# Provided records
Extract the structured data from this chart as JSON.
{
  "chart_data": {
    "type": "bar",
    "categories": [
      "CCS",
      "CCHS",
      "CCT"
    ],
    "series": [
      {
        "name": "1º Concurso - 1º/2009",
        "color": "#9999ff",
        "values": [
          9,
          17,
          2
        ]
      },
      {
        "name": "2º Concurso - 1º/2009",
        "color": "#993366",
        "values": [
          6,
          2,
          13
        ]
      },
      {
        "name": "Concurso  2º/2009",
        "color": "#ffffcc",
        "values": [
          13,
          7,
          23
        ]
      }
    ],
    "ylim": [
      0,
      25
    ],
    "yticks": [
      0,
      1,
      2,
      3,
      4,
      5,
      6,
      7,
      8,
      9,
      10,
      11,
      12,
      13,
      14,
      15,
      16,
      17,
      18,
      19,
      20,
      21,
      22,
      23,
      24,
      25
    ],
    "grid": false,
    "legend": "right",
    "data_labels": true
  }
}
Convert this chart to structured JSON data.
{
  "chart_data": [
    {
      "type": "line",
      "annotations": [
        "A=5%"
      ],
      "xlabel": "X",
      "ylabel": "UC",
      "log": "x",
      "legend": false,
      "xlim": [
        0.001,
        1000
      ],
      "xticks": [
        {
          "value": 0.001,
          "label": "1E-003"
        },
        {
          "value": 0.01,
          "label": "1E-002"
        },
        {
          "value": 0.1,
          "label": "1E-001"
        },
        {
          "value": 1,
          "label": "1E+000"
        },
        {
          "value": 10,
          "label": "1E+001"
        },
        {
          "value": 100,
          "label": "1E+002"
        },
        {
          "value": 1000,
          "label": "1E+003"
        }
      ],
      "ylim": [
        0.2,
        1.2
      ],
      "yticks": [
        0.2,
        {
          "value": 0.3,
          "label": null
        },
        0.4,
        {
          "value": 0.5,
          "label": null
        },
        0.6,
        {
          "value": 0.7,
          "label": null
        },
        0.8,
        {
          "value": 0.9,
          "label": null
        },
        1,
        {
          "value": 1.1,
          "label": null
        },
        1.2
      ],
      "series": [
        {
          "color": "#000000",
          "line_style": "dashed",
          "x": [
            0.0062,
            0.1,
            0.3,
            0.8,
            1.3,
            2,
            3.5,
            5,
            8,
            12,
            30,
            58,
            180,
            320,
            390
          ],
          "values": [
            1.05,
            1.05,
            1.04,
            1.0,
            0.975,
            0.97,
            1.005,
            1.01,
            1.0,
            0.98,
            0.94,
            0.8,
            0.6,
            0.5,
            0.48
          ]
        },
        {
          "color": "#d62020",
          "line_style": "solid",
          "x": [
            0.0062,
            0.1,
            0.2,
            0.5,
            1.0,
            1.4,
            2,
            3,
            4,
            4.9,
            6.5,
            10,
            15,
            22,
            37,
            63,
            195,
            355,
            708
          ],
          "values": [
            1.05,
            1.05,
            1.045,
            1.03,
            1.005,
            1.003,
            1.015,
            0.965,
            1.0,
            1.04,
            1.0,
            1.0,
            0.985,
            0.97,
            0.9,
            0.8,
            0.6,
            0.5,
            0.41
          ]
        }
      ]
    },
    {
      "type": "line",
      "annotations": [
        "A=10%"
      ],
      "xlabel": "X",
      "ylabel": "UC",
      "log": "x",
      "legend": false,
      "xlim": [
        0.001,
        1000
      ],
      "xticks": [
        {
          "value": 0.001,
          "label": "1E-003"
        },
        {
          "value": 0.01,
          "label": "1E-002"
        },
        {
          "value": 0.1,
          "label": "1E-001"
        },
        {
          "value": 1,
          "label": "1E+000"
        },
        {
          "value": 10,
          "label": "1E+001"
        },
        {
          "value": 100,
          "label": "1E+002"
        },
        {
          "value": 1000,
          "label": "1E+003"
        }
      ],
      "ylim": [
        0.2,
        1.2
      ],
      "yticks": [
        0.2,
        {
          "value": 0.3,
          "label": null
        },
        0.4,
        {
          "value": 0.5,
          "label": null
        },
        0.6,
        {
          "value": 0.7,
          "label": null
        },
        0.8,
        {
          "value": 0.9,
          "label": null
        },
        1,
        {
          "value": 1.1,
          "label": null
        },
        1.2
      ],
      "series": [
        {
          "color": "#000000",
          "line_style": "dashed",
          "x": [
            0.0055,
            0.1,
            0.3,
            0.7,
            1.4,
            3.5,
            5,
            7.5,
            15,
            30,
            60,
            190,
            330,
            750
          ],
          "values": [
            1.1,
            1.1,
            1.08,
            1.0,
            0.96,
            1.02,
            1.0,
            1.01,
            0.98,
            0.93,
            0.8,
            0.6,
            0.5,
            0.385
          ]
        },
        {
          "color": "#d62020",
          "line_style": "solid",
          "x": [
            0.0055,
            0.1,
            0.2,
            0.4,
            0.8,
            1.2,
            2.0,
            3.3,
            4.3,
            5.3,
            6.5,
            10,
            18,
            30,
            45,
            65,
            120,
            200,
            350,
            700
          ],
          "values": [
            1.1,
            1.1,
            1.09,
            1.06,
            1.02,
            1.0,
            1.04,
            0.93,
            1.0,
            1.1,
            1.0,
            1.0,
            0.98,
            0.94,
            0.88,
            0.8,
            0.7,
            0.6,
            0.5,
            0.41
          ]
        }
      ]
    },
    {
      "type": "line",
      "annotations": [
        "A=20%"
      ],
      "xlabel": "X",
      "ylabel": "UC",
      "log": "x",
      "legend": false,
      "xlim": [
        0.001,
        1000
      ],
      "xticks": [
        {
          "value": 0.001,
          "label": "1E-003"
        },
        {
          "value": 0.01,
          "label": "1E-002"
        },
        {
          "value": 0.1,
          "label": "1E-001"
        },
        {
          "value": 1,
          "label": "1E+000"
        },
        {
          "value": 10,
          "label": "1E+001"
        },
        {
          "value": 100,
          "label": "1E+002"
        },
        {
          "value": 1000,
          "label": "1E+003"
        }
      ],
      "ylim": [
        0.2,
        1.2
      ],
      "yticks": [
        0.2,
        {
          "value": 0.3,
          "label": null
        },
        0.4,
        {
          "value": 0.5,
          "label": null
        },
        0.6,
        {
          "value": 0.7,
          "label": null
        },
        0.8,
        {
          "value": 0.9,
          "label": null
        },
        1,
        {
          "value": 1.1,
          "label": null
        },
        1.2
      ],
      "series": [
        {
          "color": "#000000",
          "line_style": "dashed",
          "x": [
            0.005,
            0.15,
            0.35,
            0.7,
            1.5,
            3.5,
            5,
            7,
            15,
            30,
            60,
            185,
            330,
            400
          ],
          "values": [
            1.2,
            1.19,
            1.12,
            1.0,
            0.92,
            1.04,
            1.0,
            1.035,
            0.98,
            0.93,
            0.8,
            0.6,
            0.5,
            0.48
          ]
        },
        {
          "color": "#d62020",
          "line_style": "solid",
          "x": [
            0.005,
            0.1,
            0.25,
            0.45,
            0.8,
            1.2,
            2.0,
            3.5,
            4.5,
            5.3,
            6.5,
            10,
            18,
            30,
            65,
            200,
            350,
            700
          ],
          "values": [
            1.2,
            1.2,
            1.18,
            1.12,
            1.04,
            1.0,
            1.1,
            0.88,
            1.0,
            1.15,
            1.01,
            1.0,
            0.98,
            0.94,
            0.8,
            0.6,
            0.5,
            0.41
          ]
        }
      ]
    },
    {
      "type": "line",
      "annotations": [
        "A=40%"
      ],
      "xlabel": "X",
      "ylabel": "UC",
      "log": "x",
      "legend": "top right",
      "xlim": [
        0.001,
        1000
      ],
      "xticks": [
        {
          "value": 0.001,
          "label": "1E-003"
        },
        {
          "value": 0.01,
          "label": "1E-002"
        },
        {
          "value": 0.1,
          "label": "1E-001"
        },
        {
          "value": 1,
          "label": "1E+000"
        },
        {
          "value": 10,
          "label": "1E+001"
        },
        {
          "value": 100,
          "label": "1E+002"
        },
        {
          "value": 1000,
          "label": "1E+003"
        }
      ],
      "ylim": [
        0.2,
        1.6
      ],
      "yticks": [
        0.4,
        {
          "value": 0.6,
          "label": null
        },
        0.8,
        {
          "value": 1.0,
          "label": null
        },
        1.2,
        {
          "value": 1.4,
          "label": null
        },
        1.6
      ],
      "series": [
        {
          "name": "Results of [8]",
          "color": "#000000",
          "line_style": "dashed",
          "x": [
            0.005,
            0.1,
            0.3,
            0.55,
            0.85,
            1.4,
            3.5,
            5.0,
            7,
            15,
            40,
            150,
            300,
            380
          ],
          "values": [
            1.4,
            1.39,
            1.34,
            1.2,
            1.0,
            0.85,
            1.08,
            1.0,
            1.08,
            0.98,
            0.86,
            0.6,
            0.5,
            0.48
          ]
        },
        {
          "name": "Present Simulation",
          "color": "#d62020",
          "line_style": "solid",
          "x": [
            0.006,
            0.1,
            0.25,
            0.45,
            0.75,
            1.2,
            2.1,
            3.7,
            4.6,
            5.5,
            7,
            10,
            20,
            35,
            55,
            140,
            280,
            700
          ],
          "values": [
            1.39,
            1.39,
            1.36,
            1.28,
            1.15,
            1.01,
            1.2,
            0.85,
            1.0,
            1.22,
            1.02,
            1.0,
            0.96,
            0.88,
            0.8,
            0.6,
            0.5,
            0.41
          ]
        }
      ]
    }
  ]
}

# What the task requires
Copy out every line that includes the word "this".

# Reply to the task
Extract the structured data from this chart as JSON.
Convert this chart to structured JSON data.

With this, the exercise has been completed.